Task description: Reproduce all the entries precisely.

Data supplied:
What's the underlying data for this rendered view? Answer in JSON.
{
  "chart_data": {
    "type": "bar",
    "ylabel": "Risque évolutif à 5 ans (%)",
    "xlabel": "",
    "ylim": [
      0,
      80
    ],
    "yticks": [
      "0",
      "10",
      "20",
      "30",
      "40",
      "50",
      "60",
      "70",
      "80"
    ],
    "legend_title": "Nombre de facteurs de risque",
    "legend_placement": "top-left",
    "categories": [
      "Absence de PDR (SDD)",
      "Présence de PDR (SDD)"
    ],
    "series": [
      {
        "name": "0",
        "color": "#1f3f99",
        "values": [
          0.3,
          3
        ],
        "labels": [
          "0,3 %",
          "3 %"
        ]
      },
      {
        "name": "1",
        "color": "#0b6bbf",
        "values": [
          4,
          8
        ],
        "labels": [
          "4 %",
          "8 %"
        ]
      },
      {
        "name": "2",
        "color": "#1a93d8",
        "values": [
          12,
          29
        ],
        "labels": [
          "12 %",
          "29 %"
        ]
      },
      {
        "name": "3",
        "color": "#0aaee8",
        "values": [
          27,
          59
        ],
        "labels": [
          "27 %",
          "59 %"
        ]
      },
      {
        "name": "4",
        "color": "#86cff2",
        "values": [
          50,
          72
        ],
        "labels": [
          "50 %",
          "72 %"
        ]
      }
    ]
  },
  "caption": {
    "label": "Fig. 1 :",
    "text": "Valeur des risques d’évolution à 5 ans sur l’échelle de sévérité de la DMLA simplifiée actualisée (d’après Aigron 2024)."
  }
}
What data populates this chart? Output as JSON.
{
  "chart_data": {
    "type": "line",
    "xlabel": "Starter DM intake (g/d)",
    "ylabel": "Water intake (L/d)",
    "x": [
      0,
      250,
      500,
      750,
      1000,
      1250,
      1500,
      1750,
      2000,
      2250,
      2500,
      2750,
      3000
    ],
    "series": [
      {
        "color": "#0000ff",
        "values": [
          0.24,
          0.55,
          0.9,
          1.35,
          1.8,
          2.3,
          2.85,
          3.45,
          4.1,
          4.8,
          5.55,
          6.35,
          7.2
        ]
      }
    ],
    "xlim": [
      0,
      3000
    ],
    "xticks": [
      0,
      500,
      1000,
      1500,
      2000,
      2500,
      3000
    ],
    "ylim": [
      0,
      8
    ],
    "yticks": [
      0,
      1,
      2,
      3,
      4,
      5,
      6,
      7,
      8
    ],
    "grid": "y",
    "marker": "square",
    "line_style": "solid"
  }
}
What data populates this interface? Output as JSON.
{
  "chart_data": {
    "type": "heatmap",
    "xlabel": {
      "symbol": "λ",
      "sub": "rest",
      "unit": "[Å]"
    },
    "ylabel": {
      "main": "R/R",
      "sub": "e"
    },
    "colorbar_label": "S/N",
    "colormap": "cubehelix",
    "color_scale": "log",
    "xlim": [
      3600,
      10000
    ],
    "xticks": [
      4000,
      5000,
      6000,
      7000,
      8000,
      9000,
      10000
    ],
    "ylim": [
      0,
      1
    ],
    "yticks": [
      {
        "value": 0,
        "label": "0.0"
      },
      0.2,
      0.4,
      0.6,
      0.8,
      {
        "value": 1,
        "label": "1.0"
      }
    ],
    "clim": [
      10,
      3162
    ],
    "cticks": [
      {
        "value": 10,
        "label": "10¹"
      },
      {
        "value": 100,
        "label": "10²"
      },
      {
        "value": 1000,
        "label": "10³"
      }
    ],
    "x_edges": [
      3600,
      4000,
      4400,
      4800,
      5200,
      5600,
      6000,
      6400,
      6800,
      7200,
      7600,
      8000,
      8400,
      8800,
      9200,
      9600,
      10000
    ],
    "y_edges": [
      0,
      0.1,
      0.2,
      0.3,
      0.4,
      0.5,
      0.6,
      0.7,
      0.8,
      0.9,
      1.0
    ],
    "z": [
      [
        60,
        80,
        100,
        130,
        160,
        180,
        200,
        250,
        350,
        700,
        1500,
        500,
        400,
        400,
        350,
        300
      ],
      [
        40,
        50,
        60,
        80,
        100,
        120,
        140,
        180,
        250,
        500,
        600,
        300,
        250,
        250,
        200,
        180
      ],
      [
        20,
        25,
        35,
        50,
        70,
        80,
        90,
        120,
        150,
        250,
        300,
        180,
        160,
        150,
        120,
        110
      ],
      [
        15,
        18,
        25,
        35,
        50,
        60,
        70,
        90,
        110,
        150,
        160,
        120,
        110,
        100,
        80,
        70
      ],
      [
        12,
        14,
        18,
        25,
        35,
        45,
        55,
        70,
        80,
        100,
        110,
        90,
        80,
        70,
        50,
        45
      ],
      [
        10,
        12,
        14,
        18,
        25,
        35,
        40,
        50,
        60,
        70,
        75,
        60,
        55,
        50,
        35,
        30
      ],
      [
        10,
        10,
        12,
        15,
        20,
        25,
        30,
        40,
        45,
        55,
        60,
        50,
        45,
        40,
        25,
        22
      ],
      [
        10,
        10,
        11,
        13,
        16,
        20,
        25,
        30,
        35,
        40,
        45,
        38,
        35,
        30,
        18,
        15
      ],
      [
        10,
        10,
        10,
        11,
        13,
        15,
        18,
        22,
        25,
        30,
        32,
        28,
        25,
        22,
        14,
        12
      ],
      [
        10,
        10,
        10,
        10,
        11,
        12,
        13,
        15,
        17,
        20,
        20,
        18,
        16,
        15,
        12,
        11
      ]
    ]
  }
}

Answer to this exercise:
What's the underlying data for this rendered view? Answer in JSON.
{
  "chart_data": {
    "type": "bar",
    "ylabel": "Risque évolutif à 5 ans (%)",
    "xlabel": "",
    "ylim": [
      0,
      80
    ],
    "yticks": [
      "0",
      "10",
      "20",
      "30",
      "40",
      "50",
      "60",
      "70",
      "80"
    ],
    "legend_title": "Nombre de facteurs de risque",
    "legend_placement": "top-left",
    "categories": [
      "Absence de PDR (SDD)",
      "Présence de PDR (SDD)"
    ],
    "series": [
      {
        "name": "0",
        "color": "#1f3f99",
        "values": [
          0.3,
          3
        ],
        "labels": [
          "0,3 %",
          "3 %"
        ]
      },
      {
        "name": "1",
        "color": "#0b6bbf",
        "values": [
          4,
          8
        ],
        "labels": [
          "4 %",
          "8 %"
        ]
      },
      {
        "name": "2",
        "color": "#1a93d8",
        "values": [
          12,
          29
        ],
        "labels": [
          "12 %",
          "29 %"
        ]
      },
      {
        "name": "3",
        "color": "#0aaee8",
        "values": [
          27,
          59
        ],
        "labels": [
          "27 %",
          "59 %"
        ]
      },
      {
        "name": "4",
        "color": "#86cff2",
        "values": [
          50,
          72
        ],
        "labels": [
          "50 %",
          "72 %"
        ]
      }
    ]
  },
  "caption": {
    "label": "Fig. 1 :",
    "text": "Valeur des risques d’évolution à 5 ans sur l’échelle de sévérité de la DMLA simplifiée actualisée (d’après Aigron 2024)."
  }
}
What data populates this chart? Output as JSON.
{
  "chart_data": {
    "type": "line",
    "xlabel": "Starter DM intake (g/d)",
    "ylabel": "Water intake (L/d)",
    "x": [
      0,
      250,
      500,
      750,
      1000,
      1250,
      1500,
      1750,
      2000,
      2250,
      2500,
      2750,
      3000
    ],
    "series": [
      {
        "color": "#0000ff",
        "values": [
          0.24,
          0.55,
          0.9,
          1.35,
          1.8,
          2.3,
          2.85,
          3.45,
          4.1,
          4.8,
          5.55,
          6.35,
          7.2
        ]
      }
    ],
    "xlim": [
      0,
      3000
    ],
    "xticks": [
      0,
      500,
      1000,
      1500,
      2000,
      2500,
      3000
    ],
    "ylim": [
      0,
      8
    ],
    "yticks": [
      0,
      1,
      2,
      3,
      4,
      5,
      6,
      7,
      8
    ],
    "grid": "y",
    "marker": "square",
    "line_style": "solid"
  }
}
What data populates this interface? Output as JSON.
{
  "chart_data": {
    "type": "heatmap",
    "xlabel": {
      "symbol": "λ",
      "sub": "rest",
      "unit": "[Å]"
    },
    "ylabel": {
      "main": "R/R",
      "sub": "e"
    },
    "colorbar_label": "S/N",
    "colormap": "cubehelix",
    "color_scale": "log",
    "xlim": [
      3600,
      10000
    ],
    "xticks": [
      4000,
      5000,
      6000,
      7000,
      8000,
      9000,
      10000
    ],
    "ylim": [
      0,
      1
    ],
    "yticks": [
      {
        "value": 0,
        "label": "0.0"
      },
      0.2,
      0.4,
      0.6,
      0.8,
      {
        "value": 1,
        "label": "1.0"
      }
    ],
    "clim": [
      10,
      3162
    ],
    "cticks": [
      {
        "value": 10,
        "label": "10¹"
      },
      {
        "value": 100,
        "label": "10²"
      },
      {
        "value": 1000,
        "label": "10³"
      }
    ],
    "x_edges": [
      3600,
      4000,
      4400,
      4800,
      5200,
      5600,
      6000,
      6400,
      6800,
      7200,
      7600,
      8000,
      8400,
      8800,
      9200,
      9600,
      10000
    ],
    "y_edges": [
      0,
      0.1,
      0.2,
      0.3,
      0.4,
      0.5,
      0.6,
      0.7,
      0.8,
      0.9,
      1.0
    ],
    "z": [
      [
        60,
        80,
        100,
        130,
        160,
        180,
        200,
        250,
        350,
        700,
        1500,
        500,
        400,
        400,
        350,
        300
      ],
      [
        40,
        50,
        60,
        80,
        100,
        120,
        140,
        180,
        250,
        500,
        600,
        300,
        250,
        250,
        200,
        180
      ],
      [
        20,
        25,
        35,
        50,
        70,
        80,
        90,
        120,
        150,
        250,
        300,
        180,
        160,
        150,
        120,
        110
      ],
      [
        15,
        18,
        25,
        35,
        50,
        60,
        70,
        90,
        110,
        150,
        160,
        120,
        110,
        100,
        80,
        70
      ],
      [
        12,
        14,
        18,
        25,
        35,
        45,
        55,
        70,
        80,
        100,
        110,
        90,
        80,
        70,
        50,
        45
      ],
      [
        10,
        12,
        14,
        18,
        25,
        35,
        40,
        50,
        60,
        70,
        75,
        60,
        55,
        50,
        35,
        30
      ],
      [
        10,
        10,
        12,
        15,
        20,
        25,
        30,
        40,
        45,
        55,
        60,
        50,
        45,
        40,
        25,
        22
      ],
      [
        10,
        10,
        11,
        13,
        16,
        20,
        25,
        30,
        35,
        40,
        45,
        38,
        35,
        30,
        18,
        15
      ],
      [
        10,
        10,
        10,
        11,
        13,
        15,
        18,
        22,
        25,
        30,
        32,
        28,
        25,
        22,
        14,
        12
      ],
      [
        10,
        10,
        10,
        10,
        11,
        12,
        13,
        15,
        17,
        20,
        20,
        18,
        16,
        15,
        12,
        11
      ]
    ]
  }
}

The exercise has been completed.